**DIRECTIVE**
In this exercise, return only the lines that run from the line with "OCR this image." to the end of the entries below, both included. Pictures are not copied.

**RECORDS**
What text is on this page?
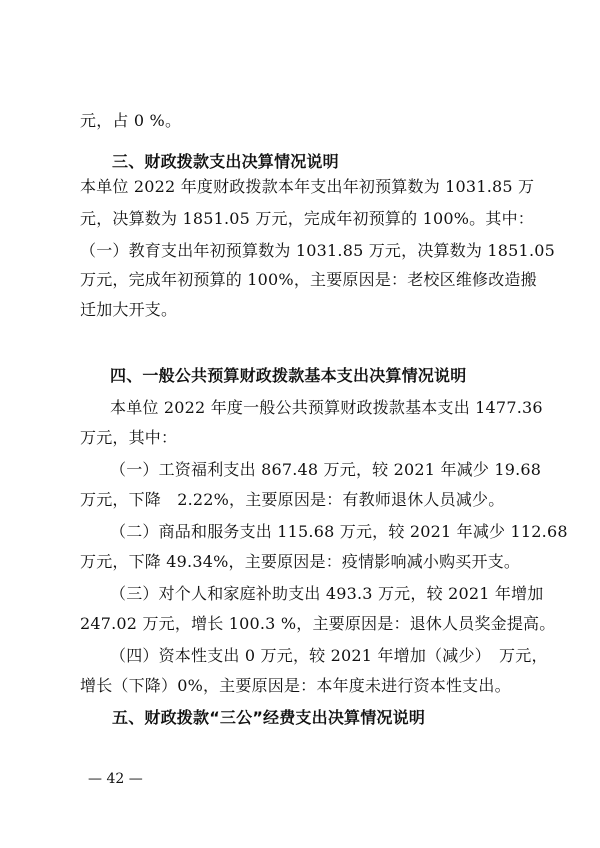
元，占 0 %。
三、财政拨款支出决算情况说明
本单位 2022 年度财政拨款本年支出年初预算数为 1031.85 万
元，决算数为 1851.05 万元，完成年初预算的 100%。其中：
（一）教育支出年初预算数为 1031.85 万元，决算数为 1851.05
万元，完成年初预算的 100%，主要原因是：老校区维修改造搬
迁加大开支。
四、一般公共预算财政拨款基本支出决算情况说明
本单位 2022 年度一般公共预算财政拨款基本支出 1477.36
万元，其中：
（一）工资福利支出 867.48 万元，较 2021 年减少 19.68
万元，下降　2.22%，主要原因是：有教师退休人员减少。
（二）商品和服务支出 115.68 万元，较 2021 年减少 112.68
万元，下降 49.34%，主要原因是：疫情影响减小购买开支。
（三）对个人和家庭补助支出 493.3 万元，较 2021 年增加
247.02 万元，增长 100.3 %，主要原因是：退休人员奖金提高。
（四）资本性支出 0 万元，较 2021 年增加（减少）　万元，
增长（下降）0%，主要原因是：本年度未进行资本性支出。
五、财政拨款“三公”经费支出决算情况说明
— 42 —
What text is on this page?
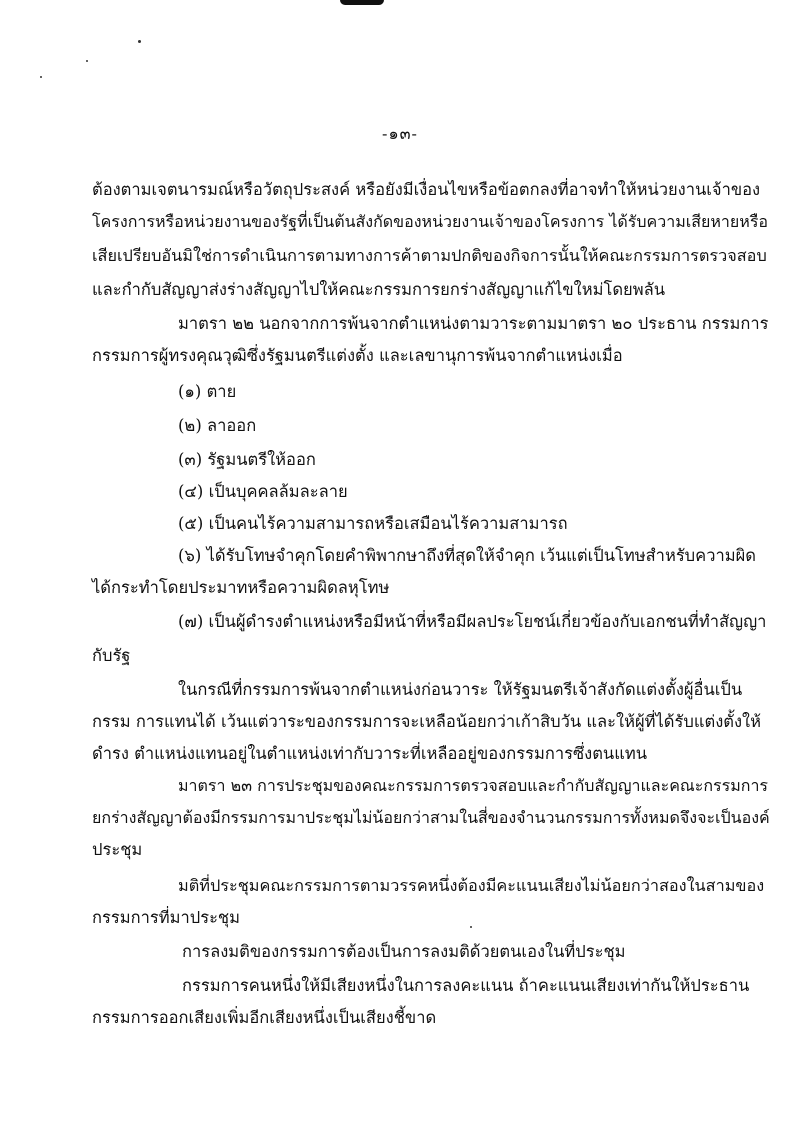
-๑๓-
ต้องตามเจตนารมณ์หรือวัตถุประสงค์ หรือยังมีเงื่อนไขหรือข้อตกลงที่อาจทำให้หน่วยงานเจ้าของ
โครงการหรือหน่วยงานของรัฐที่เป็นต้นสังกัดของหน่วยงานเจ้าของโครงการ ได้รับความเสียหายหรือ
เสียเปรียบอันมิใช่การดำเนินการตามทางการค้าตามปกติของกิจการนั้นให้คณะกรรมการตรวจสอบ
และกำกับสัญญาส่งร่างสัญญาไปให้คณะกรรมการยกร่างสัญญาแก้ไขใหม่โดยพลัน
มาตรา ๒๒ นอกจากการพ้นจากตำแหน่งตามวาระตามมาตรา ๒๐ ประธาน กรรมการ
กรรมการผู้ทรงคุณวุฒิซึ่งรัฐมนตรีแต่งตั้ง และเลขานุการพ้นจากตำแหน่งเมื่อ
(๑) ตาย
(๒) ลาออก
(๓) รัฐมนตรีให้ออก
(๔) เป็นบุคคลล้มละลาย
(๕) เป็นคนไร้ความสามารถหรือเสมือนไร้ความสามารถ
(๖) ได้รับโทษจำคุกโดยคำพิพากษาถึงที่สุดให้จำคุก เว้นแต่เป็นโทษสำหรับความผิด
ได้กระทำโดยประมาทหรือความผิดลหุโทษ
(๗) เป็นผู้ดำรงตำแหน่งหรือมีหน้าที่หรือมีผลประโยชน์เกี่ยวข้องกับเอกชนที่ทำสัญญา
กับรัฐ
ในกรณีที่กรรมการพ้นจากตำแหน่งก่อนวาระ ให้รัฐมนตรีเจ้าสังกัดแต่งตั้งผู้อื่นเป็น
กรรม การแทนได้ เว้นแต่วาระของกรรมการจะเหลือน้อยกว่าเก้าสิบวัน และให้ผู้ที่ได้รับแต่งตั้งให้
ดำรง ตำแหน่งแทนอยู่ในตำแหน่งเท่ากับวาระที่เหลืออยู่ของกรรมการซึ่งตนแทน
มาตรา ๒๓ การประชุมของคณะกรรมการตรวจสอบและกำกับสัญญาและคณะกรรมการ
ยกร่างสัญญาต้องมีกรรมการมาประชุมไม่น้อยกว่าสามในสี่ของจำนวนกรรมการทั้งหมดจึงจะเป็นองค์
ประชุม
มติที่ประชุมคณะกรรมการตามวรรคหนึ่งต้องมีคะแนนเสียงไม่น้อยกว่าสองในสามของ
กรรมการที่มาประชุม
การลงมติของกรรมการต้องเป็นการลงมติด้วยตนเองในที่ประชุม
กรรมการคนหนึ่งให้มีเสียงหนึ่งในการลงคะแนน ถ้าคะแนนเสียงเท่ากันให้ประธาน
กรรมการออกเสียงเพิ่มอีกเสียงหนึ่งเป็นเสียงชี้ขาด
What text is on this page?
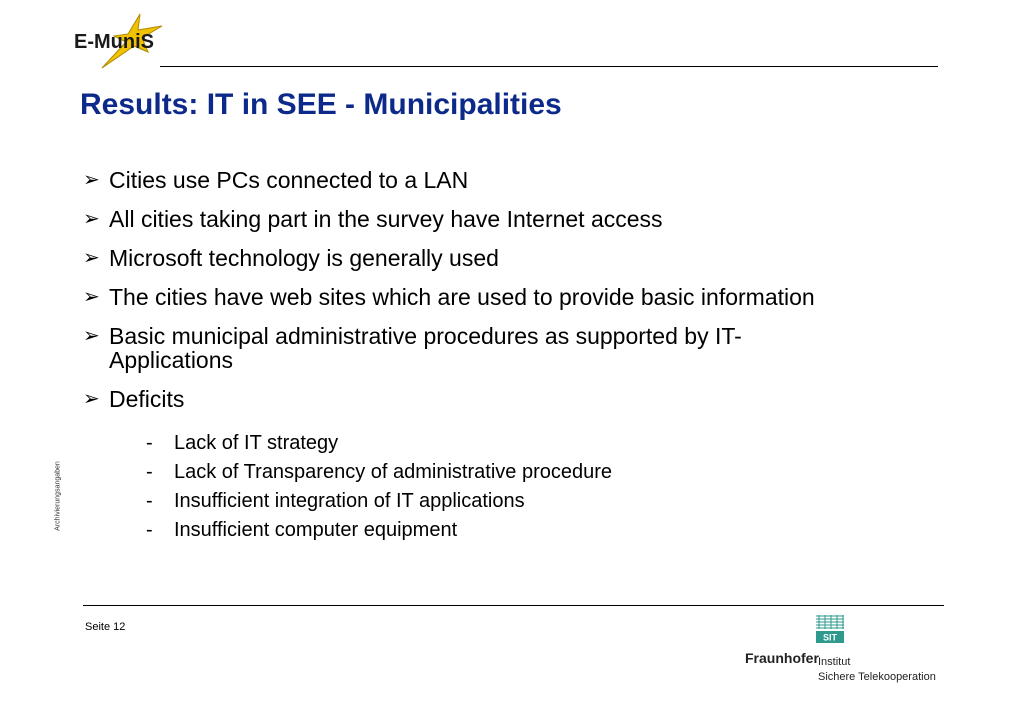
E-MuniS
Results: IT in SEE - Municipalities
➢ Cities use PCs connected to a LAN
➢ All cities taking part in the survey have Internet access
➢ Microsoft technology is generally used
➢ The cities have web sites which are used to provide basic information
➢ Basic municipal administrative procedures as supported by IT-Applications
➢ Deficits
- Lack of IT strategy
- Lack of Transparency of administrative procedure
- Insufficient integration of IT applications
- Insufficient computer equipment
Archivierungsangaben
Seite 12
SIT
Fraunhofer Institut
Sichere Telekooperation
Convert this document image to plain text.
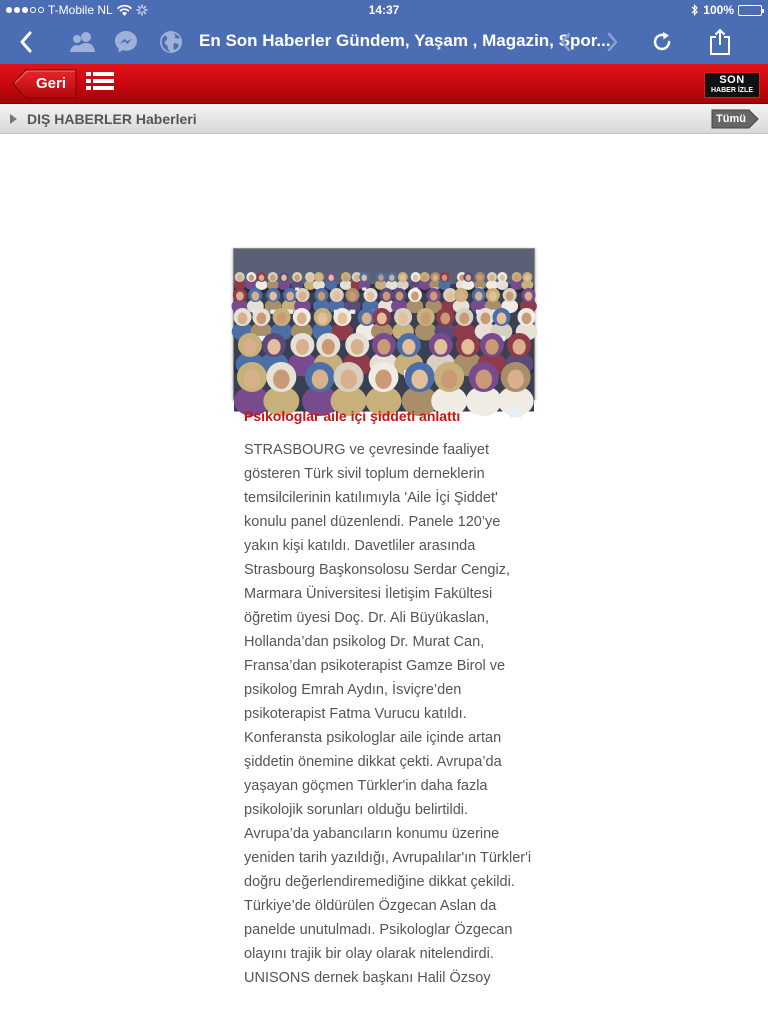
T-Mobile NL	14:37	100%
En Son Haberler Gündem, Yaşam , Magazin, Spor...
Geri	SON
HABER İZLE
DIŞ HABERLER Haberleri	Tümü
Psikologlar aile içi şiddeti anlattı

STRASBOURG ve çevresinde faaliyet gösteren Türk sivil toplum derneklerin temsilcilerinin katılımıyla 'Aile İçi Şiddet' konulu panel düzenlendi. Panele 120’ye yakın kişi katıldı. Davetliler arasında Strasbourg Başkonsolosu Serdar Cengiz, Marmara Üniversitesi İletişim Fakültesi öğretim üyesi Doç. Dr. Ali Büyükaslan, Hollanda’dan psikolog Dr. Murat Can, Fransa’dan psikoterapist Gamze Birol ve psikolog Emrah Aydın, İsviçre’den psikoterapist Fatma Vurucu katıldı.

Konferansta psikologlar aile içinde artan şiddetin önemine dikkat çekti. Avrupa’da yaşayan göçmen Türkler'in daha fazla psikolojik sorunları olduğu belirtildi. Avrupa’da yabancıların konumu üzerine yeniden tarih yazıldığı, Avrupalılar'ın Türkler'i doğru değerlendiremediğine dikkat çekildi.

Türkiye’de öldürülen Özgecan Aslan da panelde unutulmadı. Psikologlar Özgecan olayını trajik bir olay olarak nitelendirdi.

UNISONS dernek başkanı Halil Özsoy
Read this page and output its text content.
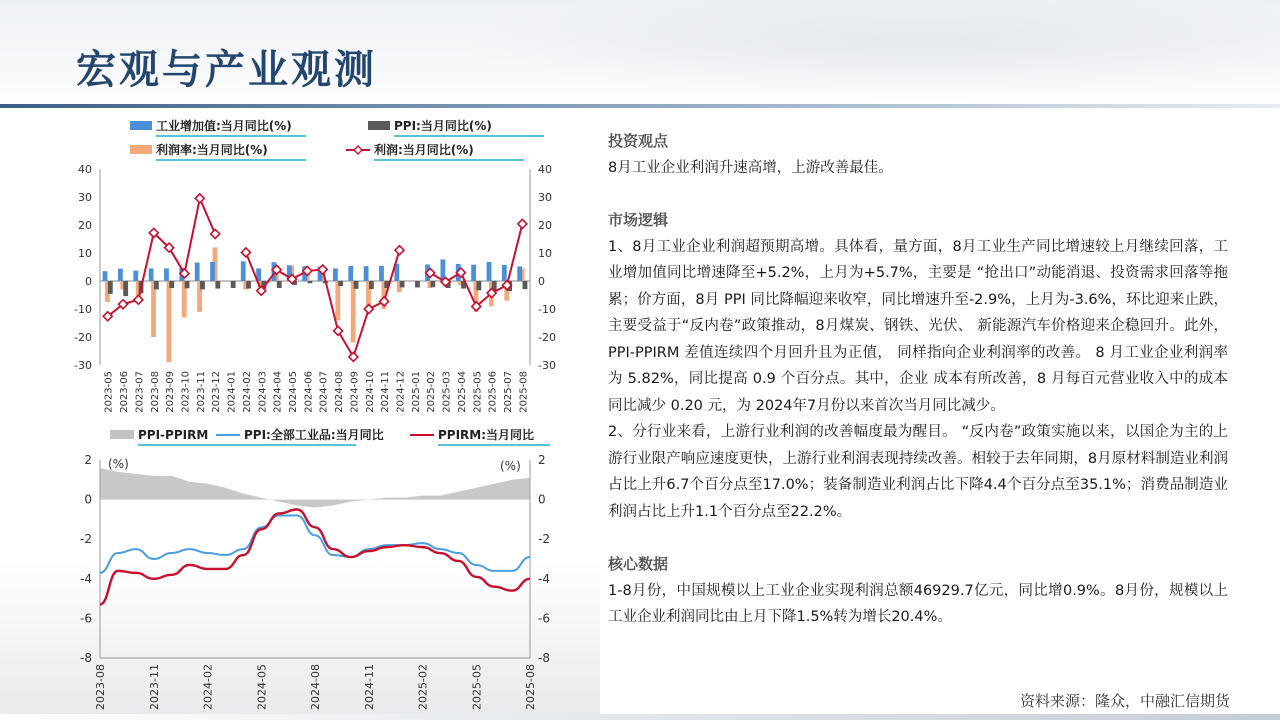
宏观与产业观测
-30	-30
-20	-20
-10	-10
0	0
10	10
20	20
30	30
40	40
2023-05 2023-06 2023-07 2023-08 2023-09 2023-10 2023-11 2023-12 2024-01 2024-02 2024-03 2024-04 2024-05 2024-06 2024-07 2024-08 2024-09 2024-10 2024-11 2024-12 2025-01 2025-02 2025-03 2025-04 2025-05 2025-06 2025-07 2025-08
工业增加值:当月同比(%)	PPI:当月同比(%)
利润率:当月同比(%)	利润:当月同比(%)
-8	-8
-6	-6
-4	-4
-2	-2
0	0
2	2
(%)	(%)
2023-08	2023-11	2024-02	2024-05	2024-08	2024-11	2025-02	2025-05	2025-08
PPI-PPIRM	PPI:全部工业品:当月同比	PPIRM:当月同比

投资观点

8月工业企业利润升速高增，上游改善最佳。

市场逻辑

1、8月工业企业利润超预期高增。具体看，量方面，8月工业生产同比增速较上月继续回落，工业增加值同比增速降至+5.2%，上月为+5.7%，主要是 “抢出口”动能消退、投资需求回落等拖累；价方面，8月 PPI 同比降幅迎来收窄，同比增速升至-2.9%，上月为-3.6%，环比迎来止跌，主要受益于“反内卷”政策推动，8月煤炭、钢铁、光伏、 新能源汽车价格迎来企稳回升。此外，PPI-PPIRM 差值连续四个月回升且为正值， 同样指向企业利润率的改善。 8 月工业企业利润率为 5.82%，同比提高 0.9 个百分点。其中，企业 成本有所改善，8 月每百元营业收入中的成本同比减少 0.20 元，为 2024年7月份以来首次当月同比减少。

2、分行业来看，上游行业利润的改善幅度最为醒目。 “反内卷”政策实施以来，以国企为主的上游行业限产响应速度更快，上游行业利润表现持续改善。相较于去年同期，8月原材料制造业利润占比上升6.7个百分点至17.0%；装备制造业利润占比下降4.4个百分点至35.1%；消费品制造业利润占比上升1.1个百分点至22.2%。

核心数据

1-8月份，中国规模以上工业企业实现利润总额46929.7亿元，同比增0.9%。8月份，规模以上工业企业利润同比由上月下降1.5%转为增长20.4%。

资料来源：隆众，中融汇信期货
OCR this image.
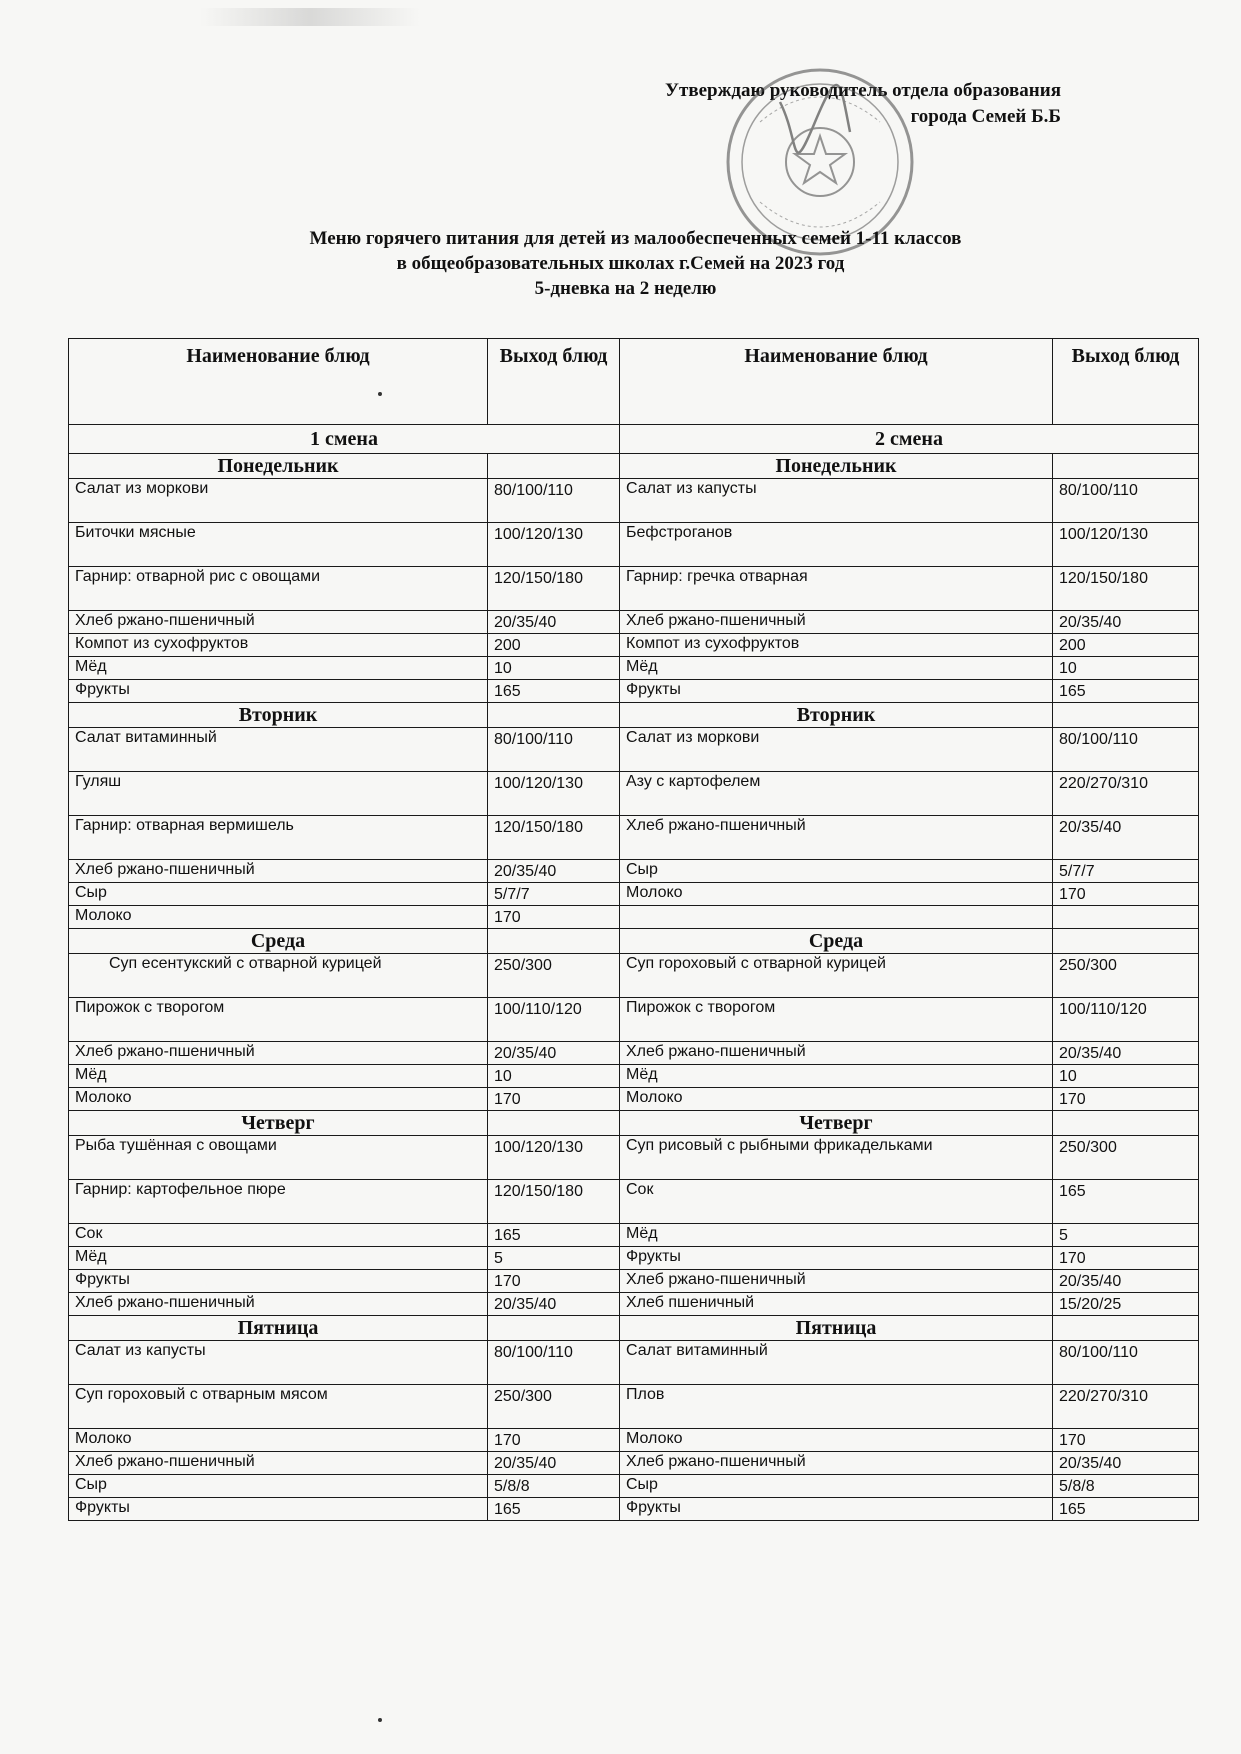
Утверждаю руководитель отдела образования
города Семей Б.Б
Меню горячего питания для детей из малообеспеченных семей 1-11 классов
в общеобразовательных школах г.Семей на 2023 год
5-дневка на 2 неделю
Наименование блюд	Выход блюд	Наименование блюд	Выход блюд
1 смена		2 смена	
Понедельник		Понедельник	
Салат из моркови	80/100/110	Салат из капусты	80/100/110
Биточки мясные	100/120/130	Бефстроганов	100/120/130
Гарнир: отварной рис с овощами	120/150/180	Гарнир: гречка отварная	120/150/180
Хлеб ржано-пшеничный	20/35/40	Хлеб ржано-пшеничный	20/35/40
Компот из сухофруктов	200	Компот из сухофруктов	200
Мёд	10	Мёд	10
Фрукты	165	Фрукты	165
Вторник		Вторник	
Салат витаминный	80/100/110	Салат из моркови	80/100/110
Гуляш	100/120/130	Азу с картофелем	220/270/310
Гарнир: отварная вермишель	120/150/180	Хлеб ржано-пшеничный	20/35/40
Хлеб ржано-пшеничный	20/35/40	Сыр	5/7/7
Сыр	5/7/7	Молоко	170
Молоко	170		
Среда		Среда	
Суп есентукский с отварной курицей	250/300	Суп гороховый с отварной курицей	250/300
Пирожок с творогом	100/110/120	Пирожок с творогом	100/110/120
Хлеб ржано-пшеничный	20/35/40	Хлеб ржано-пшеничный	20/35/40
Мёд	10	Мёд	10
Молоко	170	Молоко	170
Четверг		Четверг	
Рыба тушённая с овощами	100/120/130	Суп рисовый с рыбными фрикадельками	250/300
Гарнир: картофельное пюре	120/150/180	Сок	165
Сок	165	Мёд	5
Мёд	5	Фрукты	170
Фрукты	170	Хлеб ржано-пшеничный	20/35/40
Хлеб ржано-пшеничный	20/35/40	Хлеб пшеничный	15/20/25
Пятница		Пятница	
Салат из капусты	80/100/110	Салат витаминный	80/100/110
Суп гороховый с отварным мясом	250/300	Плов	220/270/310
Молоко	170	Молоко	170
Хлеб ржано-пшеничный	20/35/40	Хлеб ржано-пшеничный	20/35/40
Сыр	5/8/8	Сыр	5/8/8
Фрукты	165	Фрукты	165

**SOLUTION**
OCR this image.
Утверждаю руководитель отдела образования
города Семей Б.Б
Меню горячего питания для детей из малообеспеченных семей 1-11 классов
в общеобразовательных школах г.Семей на 2023 год
5-дневка на 2 неделю
Наименование блюд	Выход блюд	Наименование блюд	Выход блюд
1 смена		2 смена	
Понедельник		Понедельник	
Салат из моркови	80/100/110	Салат из капусты	80/100/110
Биточки мясные	100/120/130	Бефстроганов	100/120/130
Гарнир: отварной рис с овощами	120/150/180	Гарнир: гречка отварная	120/150/180
Хлеб ржано-пшеничный	20/35/40	Хлеб ржано-пшеничный	20/35/40
Компот из сухофруктов	200	Компот из сухофруктов	200
Мёд	10	Мёд	10
Фрукты	165	Фрукты	165
Вторник		Вторник	
Салат витаминный	80/100/110	Салат из моркови	80/100/110
Гуляш	100/120/130	Азу с картофелем	220/270/310
Гарнир: отварная вермишель	120/150/180	Хлеб ржано-пшеничный	20/35/40
Хлеб ржано-пшеничный	20/35/40	Сыр	5/7/7
Сыр	5/7/7	Молоко	170
Молоко	170		
Среда		Среда	
Суп есентукский с отварной курицей	250/300	Суп гороховый с отварной курицей	250/300
Пирожок с творогом	100/110/120	Пирожок с творогом	100/110/120
Хлеб ржано-пшеничный	20/35/40	Хлеб ржано-пшеничный	20/35/40
Мёд	10	Мёд	10
Молоко	170	Молоко	170
Четверг		Четверг	
Рыба тушённая с овощами	100/120/130	Суп рисовый с рыбными фрикадельками	250/300
Гарнир: картофельное пюре	120/150/180	Сок	165
Сок	165	Мёд	5
Мёд	5	Фрукты	170
Фрукты	170	Хлеб ржано-пшеничный	20/35/40
Хлеб ржано-пшеничный	20/35/40	Хлеб пшеничный	15/20/25
Пятница		Пятница	
Салат из капусты	80/100/110	Салат витаминный	80/100/110
Суп гороховый с отварным мясом	250/300	Плов	220/270/310
Молоко	170	Молоко	170
Хлеб ржано-пшеничный	20/35/40	Хлеб ржано-пшеничный	20/35/40
Сыр	5/8/8	Сыр	5/8/8
Фрукты	165	Фрукты	165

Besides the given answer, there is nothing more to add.